◆ WHAT THE TASK REQUIRES ◆
Count how many lines contain the word "amet". Please give only the number.

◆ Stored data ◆
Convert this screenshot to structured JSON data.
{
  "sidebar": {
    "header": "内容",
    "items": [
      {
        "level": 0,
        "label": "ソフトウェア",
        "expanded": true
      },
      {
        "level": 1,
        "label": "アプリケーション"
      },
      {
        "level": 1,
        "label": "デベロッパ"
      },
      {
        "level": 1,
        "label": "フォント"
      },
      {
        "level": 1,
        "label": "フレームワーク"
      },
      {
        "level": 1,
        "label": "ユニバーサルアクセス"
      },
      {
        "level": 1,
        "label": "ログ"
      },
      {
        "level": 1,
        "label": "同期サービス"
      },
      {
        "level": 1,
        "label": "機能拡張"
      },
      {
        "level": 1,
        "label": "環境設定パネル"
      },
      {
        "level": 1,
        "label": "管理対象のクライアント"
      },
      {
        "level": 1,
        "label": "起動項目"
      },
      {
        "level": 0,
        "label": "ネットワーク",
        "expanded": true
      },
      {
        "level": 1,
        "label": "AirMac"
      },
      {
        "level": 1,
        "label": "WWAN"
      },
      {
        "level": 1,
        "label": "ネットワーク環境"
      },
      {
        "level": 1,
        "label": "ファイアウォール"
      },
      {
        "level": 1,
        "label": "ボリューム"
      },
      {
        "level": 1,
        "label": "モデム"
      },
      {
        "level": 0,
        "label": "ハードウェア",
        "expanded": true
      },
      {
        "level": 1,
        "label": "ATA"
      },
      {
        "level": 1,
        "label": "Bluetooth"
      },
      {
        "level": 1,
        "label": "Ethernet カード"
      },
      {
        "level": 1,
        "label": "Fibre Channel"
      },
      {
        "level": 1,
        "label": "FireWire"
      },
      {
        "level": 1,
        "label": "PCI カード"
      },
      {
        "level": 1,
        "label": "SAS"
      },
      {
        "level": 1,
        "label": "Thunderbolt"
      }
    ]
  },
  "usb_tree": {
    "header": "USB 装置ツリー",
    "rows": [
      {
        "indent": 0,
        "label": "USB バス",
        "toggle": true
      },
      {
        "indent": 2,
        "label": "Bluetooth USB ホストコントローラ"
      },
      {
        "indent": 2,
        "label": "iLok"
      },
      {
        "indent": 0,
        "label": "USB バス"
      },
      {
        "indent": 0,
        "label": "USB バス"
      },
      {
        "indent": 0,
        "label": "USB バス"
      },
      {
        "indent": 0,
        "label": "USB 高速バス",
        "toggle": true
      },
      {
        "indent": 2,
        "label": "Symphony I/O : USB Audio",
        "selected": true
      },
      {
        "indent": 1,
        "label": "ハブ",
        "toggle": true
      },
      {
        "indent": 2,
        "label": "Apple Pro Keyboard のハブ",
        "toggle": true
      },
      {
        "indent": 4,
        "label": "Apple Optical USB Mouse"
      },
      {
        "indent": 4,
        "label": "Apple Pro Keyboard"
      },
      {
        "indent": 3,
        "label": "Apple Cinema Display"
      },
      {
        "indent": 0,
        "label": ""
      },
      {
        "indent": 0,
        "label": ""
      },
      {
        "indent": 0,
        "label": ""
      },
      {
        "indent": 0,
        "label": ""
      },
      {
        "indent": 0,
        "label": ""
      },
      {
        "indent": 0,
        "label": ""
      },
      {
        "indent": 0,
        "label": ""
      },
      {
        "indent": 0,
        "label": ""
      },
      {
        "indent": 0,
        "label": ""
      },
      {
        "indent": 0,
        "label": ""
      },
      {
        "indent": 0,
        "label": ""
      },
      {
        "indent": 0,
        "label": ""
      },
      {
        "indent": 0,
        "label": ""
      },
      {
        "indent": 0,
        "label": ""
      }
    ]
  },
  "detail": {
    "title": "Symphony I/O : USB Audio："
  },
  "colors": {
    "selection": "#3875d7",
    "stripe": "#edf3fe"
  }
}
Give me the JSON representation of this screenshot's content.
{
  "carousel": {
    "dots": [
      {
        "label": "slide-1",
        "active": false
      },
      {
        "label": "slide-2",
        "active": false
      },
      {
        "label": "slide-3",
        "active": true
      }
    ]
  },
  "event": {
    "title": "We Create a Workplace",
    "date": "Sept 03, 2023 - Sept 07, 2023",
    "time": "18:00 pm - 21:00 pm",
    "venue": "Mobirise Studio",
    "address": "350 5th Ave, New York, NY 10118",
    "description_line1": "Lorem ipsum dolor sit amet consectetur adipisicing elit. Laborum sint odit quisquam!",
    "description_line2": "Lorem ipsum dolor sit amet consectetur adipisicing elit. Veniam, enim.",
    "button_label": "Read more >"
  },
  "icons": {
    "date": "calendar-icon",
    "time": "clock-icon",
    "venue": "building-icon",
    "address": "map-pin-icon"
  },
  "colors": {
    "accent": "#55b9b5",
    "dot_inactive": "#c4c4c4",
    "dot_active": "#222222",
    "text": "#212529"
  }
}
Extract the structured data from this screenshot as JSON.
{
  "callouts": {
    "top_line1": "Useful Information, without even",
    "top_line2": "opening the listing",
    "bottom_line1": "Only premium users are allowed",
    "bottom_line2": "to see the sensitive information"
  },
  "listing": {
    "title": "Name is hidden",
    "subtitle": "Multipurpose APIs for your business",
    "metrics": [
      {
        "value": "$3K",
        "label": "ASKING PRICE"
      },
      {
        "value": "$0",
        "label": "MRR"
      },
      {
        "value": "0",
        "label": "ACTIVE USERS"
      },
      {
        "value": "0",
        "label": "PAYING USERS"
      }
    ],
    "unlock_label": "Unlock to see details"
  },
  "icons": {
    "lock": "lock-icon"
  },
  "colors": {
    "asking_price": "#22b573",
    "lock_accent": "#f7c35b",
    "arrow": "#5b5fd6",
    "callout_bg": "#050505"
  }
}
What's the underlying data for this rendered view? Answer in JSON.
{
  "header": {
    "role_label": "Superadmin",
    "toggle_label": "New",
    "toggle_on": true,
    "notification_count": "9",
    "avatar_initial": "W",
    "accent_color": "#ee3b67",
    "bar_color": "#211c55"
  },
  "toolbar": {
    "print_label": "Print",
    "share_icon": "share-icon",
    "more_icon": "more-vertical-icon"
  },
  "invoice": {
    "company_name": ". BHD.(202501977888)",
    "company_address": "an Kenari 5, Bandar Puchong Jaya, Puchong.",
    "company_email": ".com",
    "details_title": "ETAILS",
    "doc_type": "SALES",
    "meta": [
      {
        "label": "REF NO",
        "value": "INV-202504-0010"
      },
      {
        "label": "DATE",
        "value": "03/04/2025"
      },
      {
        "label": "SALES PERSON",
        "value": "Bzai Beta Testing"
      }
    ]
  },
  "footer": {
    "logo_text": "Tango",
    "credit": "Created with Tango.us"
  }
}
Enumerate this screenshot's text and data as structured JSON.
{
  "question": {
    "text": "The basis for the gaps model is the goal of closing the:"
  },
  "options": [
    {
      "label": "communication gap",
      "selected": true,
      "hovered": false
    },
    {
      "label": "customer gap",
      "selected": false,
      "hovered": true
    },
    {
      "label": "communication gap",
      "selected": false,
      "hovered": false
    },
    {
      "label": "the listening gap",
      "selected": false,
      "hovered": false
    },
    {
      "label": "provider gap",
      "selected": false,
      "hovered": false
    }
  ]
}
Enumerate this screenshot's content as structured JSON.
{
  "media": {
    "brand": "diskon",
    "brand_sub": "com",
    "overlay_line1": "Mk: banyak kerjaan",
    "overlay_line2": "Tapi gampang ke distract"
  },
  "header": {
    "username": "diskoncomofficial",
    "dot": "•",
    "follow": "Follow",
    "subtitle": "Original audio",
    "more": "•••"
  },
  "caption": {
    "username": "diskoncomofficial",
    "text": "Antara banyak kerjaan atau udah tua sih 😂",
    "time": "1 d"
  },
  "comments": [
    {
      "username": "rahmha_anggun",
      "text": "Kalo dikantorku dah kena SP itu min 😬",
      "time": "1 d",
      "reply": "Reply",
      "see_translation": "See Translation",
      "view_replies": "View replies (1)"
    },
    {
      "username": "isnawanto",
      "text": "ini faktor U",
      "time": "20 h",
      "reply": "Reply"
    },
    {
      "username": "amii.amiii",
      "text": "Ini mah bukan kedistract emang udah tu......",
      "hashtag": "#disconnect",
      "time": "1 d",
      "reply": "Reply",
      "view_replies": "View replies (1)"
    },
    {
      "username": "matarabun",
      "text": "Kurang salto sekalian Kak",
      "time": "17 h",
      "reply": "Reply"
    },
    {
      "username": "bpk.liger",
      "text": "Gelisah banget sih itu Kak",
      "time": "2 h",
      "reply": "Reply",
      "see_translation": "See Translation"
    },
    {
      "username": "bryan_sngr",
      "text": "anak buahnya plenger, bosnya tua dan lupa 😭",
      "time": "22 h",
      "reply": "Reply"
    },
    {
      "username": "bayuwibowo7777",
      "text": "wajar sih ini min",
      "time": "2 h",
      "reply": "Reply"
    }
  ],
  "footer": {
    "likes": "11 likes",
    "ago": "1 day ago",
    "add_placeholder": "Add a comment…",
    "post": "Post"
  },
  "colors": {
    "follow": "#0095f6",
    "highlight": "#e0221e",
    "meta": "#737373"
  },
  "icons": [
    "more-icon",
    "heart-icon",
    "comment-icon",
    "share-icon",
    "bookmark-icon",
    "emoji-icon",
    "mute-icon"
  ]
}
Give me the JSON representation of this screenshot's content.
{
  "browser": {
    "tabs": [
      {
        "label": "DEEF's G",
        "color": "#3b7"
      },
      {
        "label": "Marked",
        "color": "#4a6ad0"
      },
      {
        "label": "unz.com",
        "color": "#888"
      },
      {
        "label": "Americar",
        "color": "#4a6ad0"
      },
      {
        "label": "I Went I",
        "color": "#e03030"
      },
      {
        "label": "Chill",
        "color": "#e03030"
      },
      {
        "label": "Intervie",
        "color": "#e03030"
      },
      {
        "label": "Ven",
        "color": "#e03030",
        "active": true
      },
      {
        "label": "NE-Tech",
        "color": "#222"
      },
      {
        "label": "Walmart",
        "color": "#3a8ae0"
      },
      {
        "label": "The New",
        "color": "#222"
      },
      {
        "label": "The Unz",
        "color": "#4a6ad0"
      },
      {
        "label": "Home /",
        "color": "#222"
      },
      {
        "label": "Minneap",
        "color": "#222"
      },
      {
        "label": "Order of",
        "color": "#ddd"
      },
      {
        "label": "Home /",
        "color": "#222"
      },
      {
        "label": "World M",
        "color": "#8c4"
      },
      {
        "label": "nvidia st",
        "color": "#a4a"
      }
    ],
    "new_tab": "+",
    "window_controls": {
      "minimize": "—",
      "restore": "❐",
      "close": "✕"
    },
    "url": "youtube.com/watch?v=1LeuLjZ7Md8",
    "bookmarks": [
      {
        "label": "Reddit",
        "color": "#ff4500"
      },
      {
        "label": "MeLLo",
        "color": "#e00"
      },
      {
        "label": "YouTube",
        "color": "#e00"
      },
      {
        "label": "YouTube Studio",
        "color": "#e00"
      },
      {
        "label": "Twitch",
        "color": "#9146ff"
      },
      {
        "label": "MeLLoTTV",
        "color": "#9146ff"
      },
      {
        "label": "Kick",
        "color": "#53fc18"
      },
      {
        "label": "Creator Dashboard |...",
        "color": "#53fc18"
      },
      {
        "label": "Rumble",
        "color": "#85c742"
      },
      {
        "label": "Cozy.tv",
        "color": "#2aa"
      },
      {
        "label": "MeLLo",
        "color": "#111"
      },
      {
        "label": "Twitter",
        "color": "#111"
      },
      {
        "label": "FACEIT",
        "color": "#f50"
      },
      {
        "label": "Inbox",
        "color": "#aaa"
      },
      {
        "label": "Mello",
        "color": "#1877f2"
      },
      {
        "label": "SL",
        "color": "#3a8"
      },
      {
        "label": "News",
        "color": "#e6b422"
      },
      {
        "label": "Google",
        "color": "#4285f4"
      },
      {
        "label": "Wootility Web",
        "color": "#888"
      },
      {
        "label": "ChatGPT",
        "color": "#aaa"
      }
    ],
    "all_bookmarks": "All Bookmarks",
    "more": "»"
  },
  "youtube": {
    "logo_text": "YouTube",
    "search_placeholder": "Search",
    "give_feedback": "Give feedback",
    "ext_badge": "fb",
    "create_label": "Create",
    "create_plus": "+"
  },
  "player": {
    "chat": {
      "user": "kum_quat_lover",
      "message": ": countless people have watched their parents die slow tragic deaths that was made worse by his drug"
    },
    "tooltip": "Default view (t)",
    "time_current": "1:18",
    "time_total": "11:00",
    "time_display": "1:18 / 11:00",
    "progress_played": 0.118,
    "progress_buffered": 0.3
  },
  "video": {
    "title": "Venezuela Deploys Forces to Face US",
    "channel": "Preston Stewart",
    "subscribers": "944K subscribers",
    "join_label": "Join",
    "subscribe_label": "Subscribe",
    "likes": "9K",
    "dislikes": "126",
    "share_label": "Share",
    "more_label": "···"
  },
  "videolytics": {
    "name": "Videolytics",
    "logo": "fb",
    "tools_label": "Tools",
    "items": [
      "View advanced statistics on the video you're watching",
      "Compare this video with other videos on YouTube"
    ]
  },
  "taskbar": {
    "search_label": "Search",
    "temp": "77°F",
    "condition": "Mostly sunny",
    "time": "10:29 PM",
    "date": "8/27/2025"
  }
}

◆ TASK SOLUTION ◆
2